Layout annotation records
* start *

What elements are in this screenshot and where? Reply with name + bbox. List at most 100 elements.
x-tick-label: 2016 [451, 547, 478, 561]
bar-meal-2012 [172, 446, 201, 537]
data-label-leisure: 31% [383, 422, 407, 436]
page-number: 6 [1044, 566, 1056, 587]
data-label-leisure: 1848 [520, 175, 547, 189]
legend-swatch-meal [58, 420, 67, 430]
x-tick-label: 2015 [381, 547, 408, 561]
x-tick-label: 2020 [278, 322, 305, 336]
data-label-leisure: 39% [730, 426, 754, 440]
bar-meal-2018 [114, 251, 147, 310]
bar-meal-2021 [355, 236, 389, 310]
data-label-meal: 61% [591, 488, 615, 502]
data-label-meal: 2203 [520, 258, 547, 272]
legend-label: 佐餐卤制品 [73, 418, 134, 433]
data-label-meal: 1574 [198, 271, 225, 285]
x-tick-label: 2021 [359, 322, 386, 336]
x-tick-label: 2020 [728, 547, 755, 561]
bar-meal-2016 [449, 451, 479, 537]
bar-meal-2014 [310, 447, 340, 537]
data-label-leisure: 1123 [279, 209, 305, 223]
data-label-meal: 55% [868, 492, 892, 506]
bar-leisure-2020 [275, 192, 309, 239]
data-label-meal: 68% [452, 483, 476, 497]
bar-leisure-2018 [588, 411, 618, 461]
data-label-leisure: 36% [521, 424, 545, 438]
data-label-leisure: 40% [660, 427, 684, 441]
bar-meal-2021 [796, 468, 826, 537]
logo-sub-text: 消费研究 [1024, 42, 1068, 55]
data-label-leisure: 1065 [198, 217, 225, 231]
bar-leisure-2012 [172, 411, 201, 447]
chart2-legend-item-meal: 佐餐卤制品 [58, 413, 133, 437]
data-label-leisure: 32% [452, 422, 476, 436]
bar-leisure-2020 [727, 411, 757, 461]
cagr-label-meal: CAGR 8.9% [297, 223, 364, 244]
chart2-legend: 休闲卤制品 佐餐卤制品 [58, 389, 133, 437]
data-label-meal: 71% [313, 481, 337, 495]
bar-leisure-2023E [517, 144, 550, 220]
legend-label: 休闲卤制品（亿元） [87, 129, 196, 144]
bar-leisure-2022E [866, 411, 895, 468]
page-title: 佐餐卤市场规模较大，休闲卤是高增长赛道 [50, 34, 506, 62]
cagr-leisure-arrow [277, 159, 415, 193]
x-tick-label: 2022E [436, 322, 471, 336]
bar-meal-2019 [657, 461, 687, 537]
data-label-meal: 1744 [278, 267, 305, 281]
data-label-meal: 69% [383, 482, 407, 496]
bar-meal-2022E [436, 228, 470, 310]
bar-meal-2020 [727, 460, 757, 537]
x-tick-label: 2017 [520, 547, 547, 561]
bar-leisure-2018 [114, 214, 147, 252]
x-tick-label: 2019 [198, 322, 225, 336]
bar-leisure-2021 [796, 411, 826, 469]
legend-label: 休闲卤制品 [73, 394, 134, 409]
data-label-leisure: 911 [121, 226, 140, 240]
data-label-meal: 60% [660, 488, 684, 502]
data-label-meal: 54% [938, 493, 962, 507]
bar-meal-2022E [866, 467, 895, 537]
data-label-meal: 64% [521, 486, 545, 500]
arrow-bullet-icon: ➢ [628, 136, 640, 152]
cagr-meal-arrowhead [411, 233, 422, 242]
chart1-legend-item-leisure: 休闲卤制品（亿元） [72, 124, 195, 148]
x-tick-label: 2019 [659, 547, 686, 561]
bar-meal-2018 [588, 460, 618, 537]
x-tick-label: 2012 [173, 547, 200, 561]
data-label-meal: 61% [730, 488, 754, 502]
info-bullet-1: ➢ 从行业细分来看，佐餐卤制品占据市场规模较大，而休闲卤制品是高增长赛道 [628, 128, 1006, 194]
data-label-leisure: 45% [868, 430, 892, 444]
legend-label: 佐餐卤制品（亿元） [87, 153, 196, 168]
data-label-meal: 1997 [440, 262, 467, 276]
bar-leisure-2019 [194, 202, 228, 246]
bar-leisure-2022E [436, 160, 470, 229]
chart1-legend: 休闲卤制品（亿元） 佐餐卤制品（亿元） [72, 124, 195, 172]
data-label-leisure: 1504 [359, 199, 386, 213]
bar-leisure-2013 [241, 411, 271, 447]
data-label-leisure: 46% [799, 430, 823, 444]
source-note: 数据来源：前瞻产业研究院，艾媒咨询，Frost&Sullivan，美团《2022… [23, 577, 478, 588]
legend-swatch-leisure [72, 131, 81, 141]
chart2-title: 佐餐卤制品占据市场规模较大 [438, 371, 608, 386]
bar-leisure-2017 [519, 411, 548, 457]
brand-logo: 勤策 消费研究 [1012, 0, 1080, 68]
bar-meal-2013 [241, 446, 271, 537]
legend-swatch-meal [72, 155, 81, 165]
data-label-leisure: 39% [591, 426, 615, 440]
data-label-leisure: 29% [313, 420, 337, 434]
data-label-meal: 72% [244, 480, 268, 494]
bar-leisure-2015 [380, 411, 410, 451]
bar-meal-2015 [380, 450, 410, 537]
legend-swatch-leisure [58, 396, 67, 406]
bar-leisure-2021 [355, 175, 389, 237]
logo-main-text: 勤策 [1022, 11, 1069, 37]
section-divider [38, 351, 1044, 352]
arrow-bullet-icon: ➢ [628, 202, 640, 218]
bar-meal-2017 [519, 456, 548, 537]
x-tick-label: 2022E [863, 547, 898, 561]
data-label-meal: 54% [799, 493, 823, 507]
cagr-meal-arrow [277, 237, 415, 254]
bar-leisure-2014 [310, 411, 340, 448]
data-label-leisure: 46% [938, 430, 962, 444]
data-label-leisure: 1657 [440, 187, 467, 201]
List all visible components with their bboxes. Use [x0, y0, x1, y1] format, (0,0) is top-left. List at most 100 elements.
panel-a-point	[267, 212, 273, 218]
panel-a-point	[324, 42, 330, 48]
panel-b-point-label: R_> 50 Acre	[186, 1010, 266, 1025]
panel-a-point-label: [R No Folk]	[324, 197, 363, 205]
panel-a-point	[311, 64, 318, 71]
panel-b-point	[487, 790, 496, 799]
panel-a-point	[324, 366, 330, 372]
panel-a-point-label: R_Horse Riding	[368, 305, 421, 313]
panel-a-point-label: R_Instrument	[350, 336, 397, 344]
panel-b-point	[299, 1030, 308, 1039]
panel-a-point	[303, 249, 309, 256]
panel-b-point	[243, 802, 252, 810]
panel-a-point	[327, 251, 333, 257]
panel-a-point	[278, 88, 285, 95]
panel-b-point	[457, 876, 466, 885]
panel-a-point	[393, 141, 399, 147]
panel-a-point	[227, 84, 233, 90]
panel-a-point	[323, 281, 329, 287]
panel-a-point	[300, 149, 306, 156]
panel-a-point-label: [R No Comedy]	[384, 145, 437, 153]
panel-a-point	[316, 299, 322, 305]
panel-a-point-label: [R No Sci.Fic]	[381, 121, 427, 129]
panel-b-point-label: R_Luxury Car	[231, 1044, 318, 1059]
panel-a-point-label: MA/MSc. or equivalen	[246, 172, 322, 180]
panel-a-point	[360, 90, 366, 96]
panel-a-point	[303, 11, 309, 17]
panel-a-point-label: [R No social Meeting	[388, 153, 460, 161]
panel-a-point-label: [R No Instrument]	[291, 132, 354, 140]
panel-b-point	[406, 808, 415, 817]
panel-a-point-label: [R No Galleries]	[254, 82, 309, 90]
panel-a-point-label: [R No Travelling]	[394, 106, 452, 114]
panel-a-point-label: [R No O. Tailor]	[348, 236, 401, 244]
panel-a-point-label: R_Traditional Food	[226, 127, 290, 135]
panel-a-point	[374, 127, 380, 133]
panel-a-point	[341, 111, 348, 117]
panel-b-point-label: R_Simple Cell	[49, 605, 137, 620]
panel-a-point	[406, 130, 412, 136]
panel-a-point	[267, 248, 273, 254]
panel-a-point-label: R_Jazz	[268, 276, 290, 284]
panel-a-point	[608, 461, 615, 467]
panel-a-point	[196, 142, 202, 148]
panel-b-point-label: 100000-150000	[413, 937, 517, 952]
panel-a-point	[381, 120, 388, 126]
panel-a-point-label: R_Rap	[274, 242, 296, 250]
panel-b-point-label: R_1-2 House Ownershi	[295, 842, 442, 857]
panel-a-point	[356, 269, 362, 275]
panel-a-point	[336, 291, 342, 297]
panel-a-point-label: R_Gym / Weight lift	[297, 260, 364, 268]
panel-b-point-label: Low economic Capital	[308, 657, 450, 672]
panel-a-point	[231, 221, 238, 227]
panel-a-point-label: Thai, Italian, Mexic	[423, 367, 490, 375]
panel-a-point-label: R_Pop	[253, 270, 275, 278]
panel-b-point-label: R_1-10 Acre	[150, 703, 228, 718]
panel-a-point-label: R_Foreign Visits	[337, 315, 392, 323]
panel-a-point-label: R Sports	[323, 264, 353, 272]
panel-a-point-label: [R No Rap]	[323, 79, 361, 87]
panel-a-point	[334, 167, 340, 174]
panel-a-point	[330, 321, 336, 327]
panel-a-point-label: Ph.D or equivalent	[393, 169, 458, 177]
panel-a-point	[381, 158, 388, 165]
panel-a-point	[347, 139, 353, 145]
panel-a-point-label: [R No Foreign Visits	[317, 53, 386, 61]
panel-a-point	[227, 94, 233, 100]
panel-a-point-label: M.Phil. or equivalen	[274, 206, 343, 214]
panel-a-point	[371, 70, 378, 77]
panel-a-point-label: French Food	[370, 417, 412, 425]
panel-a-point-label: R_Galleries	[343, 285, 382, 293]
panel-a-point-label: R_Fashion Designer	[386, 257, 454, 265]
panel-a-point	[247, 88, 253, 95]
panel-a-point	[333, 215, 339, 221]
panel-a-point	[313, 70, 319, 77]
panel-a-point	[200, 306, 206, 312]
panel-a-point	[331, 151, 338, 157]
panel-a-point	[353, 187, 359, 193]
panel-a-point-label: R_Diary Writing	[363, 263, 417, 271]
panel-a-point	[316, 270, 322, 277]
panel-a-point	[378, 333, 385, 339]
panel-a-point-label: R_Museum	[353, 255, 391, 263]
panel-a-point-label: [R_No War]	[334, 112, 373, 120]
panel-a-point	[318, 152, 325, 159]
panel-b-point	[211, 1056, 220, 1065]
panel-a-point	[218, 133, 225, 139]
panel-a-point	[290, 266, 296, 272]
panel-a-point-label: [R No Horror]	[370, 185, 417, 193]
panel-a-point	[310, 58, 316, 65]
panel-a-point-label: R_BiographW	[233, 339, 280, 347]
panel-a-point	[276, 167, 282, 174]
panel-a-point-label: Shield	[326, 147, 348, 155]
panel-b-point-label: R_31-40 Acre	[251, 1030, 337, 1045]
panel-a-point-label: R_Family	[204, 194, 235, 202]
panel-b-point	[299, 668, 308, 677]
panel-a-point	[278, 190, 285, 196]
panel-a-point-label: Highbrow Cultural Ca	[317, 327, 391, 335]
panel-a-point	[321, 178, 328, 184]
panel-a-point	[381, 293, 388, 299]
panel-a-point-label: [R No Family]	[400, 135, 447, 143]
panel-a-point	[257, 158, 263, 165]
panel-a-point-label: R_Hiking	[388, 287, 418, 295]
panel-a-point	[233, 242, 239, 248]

* end *

**Work to be completed**
Report each line of the records above that contains the word "elements".

**Reply to the exercise**
What elements are in this screenshot and where? Reply with name + bbox. List at most 100 elements.
List all visible components with their bboxes. Use [x0, y0, x1, y1] format, (0,0) is top-left. List at most 100 elements.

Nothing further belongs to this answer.